Write out the whole listing exactly as it stands.

— begin Material —

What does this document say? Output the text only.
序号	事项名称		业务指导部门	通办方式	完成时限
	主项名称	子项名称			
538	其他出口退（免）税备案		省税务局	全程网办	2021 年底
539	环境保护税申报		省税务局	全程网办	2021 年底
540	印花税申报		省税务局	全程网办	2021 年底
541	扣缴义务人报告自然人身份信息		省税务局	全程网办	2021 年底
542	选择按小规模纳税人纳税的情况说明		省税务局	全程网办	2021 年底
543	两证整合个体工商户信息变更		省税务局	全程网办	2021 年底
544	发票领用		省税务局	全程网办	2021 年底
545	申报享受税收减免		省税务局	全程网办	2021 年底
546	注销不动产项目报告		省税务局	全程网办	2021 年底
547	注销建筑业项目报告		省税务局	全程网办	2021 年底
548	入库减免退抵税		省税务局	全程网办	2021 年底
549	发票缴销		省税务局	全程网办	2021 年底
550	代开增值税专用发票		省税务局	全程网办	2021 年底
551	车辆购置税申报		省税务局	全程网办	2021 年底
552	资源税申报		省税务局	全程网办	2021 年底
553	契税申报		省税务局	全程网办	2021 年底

— end Material —

▶ **Full response**
What does this document say? Output the text only.
序号	事项名称		业务指导部门	通办方式	完成时限
	主项名称	子项名称			
538	其他出口退（免）税备案		省税务局	全程网办	2021 年底
539	环境保护税申报		省税务局	全程网办	2021 年底
540	印花税申报		省税务局	全程网办	2021 年底
541	扣缴义务人报告自然人身份信息		省税务局	全程网办	2021 年底
542	选择按小规模纳税人纳税的情况说明		省税务局	全程网办	2021 年底
543	两证整合个体工商户信息变更		省税务局	全程网办	2021 年底
544	发票领用		省税务局	全程网办	2021 年底
545	申报享受税收减免		省税务局	全程网办	2021 年底
546	注销不动产项目报告		省税务局	全程网办	2021 年底
547	注销建筑业项目报告		省税务局	全程网办	2021 年底
548	入库减免退抵税		省税务局	全程网办	2021 年底
549	发票缴销		省税务局	全程网办	2021 年底
550	代开增值税专用发票		省税务局	全程网办	2021 年底
551	车辆购置税申报		省税务局	全程网办	2021 年底
552	资源税申报		省税务局	全程网办	2021 年底
553	契税申报		省税务局	全程网办	2021 年底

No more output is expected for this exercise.